◆ **Exercise task**
Copy every line that holds "Table".

┌────────

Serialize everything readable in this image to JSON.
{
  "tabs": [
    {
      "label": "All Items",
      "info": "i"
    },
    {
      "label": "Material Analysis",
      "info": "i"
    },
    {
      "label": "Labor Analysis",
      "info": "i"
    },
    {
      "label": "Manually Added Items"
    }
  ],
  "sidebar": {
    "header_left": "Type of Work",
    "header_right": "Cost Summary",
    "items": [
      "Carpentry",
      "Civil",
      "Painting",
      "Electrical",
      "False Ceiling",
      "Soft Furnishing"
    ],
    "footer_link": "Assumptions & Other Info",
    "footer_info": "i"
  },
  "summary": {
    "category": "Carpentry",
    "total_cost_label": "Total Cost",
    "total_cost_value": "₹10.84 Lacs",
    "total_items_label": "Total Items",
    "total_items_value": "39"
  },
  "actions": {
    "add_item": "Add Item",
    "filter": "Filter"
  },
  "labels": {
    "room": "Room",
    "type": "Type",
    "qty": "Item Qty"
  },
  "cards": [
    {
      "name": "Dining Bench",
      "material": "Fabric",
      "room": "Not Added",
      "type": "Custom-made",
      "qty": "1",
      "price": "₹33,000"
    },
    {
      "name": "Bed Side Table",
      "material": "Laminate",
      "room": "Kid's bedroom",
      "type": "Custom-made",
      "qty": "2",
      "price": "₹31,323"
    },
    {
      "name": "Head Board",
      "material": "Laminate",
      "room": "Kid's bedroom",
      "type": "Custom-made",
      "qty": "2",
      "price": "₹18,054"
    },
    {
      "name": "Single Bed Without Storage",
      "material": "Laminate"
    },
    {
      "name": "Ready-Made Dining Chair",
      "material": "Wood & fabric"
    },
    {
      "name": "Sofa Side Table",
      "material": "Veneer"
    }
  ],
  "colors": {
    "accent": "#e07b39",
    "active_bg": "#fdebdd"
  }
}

└────────
┌────────

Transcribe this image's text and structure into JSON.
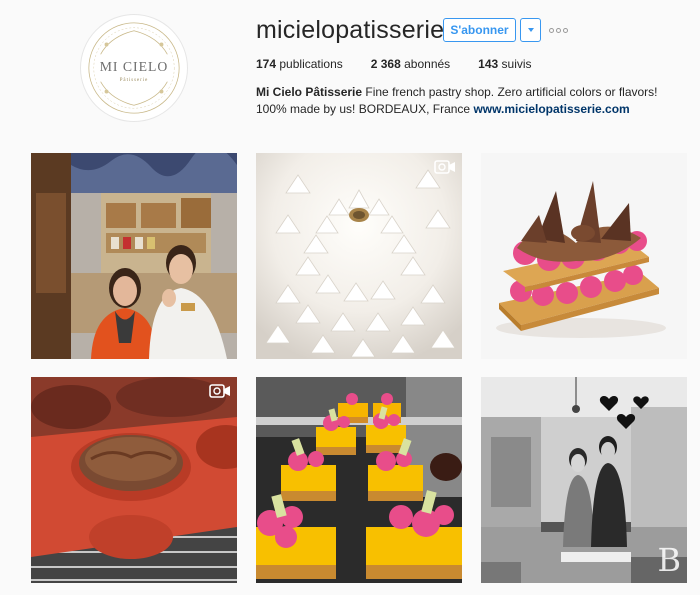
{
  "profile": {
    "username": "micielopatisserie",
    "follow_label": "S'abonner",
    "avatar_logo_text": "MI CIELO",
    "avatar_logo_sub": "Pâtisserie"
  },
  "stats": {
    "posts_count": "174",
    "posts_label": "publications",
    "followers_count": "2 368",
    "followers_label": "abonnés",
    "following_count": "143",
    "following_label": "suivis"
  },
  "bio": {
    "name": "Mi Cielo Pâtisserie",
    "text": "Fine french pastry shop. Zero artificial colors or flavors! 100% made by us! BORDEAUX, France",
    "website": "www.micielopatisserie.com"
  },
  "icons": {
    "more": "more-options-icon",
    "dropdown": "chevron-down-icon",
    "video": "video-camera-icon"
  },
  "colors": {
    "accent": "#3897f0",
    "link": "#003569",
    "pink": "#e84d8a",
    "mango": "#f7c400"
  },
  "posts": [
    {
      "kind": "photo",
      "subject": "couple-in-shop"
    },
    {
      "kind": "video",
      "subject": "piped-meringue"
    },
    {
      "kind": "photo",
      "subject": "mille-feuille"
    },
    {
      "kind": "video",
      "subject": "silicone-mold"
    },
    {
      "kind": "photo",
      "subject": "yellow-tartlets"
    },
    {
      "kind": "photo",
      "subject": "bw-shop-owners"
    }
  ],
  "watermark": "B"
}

└────────

◆ **Response**
      "name": "Bed Side Table",
      "name": "Sofa Side Table",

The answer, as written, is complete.